INPUT DATA:
------------------------

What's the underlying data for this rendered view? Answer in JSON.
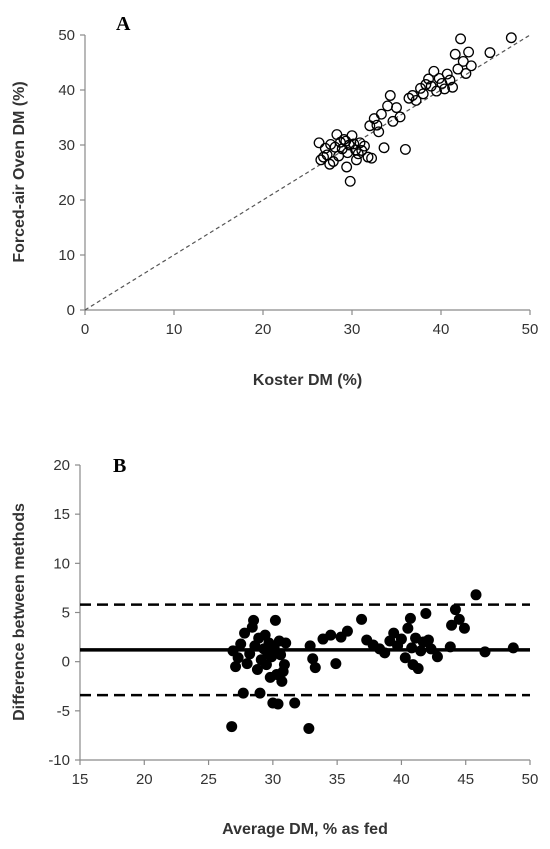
{
  "chart_data": [
    {
      "type": "scatter",
      "panel_label": "A",
      "xlabel": "Koster DM (%)",
      "ylabel": "Forced-air Oven DM (%)",
      "xlim": [
        0,
        50
      ],
      "ylim": [
        0,
        50
      ],
      "xticks": [
        0,
        10,
        20,
        30,
        40,
        50
      ],
      "yticks": [
        0,
        10,
        20,
        30,
        40,
        50
      ],
      "grid": false,
      "marker": "open-circle",
      "reference_line": {
        "style": "dashed",
        "points": [
          [
            0,
            0
          ],
          [
            50,
            50
          ]
        ]
      },
      "points": [
        [
          26.3,
          30.4
        ],
        [
          26.5,
          27.3
        ],
        [
          26.8,
          27.8
        ],
        [
          27.0,
          29.4
        ],
        [
          27.2,
          28.2
        ],
        [
          27.5,
          26.5
        ],
        [
          27.6,
          30.1
        ],
        [
          27.9,
          27.0
        ],
        [
          28.1,
          29.6
        ],
        [
          28.3,
          31.9
        ],
        [
          28.5,
          28.0
        ],
        [
          28.7,
          30.5
        ],
        [
          28.9,
          29.3
        ],
        [
          29.1,
          31.0
        ],
        [
          29.3,
          30.7
        ],
        [
          29.4,
          26.0
        ],
        [
          29.5,
          28.6
        ],
        [
          29.7,
          30.0
        ],
        [
          29.8,
          23.4
        ],
        [
          30.0,
          31.7
        ],
        [
          30.2,
          30.2
        ],
        [
          30.4,
          29.1
        ],
        [
          30.5,
          27.3
        ],
        [
          30.7,
          28.4
        ],
        [
          30.9,
          30.4
        ],
        [
          31.1,
          29.0
        ],
        [
          31.4,
          29.8
        ],
        [
          31.8,
          27.8
        ],
        [
          32.0,
          33.5
        ],
        [
          32.2,
          27.6
        ],
        [
          32.5,
          34.8
        ],
        [
          32.8,
          33.6
        ],
        [
          33.0,
          32.4
        ],
        [
          33.3,
          35.6
        ],
        [
          33.6,
          29.5
        ],
        [
          34.0,
          37.1
        ],
        [
          34.3,
          39.0
        ],
        [
          34.6,
          34.3
        ],
        [
          35.0,
          36.8
        ],
        [
          35.4,
          35.1
        ],
        [
          36.0,
          29.2
        ],
        [
          36.4,
          38.5
        ],
        [
          36.8,
          39.0
        ],
        [
          37.2,
          38.1
        ],
        [
          37.7,
          40.3
        ],
        [
          38.0,
          39.3
        ],
        [
          38.3,
          41.0
        ],
        [
          38.6,
          42.0
        ],
        [
          38.9,
          40.7
        ],
        [
          39.2,
          43.4
        ],
        [
          39.5,
          39.8
        ],
        [
          39.8,
          42.1
        ],
        [
          40.1,
          41.2
        ],
        [
          40.4,
          40.2
        ],
        [
          40.7,
          42.9
        ],
        [
          41.0,
          41.8
        ],
        [
          41.3,
          40.5
        ],
        [
          41.6,
          46.5
        ],
        [
          41.9,
          43.8
        ],
        [
          42.2,
          49.3
        ],
        [
          42.5,
          45.2
        ],
        [
          42.8,
          43.0
        ],
        [
          43.1,
          46.9
        ],
        [
          43.4,
          44.4
        ],
        [
          45.5,
          46.8
        ],
        [
          47.9,
          49.5
        ]
      ]
    },
    {
      "type": "scatter",
      "panel_label": "B",
      "xlabel": "Average DM, % as fed",
      "ylabel": "Difference between methods",
      "xlim": [
        15,
        50
      ],
      "ylim": [
        -10,
        20
      ],
      "xticks": [
        15,
        20,
        25,
        30,
        35,
        40,
        45,
        50
      ],
      "yticks": [
        -10,
        -5,
        0,
        5,
        10,
        15,
        20
      ],
      "grid": false,
      "marker": "filled-circle",
      "mean_line": {
        "style": "solid",
        "y": 1.2
      },
      "limit_lines": [
        {
          "style": "dashed",
          "y": 5.8
        },
        {
          "style": "dashed",
          "y": -3.4
        }
      ],
      "points": [
        [
          26.8,
          -6.6
        ],
        [
          26.9,
          1.1
        ],
        [
          27.1,
          -0.5
        ],
        [
          27.3,
          0.4
        ],
        [
          27.5,
          1.8
        ],
        [
          27.7,
          -3.2
        ],
        [
          27.8,
          2.9
        ],
        [
          28.0,
          -0.2
        ],
        [
          28.2,
          0.8
        ],
        [
          28.4,
          3.5
        ],
        [
          28.5,
          4.2
        ],
        [
          28.6,
          1.6
        ],
        [
          28.8,
          -0.8
        ],
        [
          28.9,
          2.4
        ],
        [
          29.0,
          -3.2
        ],
        [
          29.1,
          0.2
        ],
        [
          29.3,
          1.3
        ],
        [
          29.4,
          2.7
        ],
        [
          29.5,
          -0.3
        ],
        [
          29.6,
          0.9
        ],
        [
          29.7,
          1.9
        ],
        [
          29.8,
          -1.6
        ],
        [
          29.9,
          0.5
        ],
        [
          30.0,
          -4.2
        ],
        [
          30.1,
          1.4
        ],
        [
          30.2,
          4.2
        ],
        [
          30.3,
          -1.3
        ],
        [
          30.4,
          -4.3
        ],
        [
          30.5,
          2.1
        ],
        [
          30.6,
          0.7
        ],
        [
          30.7,
          -2.0
        ],
        [
          30.8,
          -1.0
        ],
        [
          30.9,
          -0.3
        ],
        [
          31.0,
          1.9
        ],
        [
          31.7,
          -4.2
        ],
        [
          32.8,
          -6.8
        ],
        [
          32.9,
          1.6
        ],
        [
          33.1,
          0.3
        ],
        [
          33.3,
          -0.6
        ],
        [
          33.9,
          2.3
        ],
        [
          34.5,
          2.7
        ],
        [
          34.9,
          -0.2
        ],
        [
          35.3,
          2.5
        ],
        [
          35.8,
          3.1
        ],
        [
          36.9,
          4.3
        ],
        [
          37.3,
          2.2
        ],
        [
          37.8,
          1.7
        ],
        [
          38.3,
          1.3
        ],
        [
          38.7,
          0.9
        ],
        [
          39.1,
          2.1
        ],
        [
          39.4,
          2.9
        ],
        [
          39.7,
          1.6
        ],
        [
          40.0,
          2.3
        ],
        [
          40.3,
          0.4
        ],
        [
          40.5,
          3.4
        ],
        [
          40.7,
          4.4
        ],
        [
          40.8,
          1.4
        ],
        [
          40.9,
          -0.3
        ],
        [
          41.1,
          2.4
        ],
        [
          41.3,
          -0.7
        ],
        [
          41.5,
          1.1
        ],
        [
          41.7,
          2.0
        ],
        [
          41.9,
          4.9
        ],
        [
          42.1,
          2.2
        ],
        [
          42.3,
          1.3
        ],
        [
          42.8,
          0.5
        ],
        [
          43.8,
          1.5
        ],
        [
          43.9,
          3.7
        ],
        [
          44.2,
          5.3
        ],
        [
          44.5,
          4.3
        ],
        [
          44.9,
          3.4
        ],
        [
          45.8,
          6.8
        ],
        [
          46.5,
          1.0
        ],
        [
          48.7,
          1.4
        ]
      ]
    }
  ]
}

------------------------

TO DO:
How many of the lines above contain the string "circle"? Give the number only.

EXPECTED OUTPUT:
2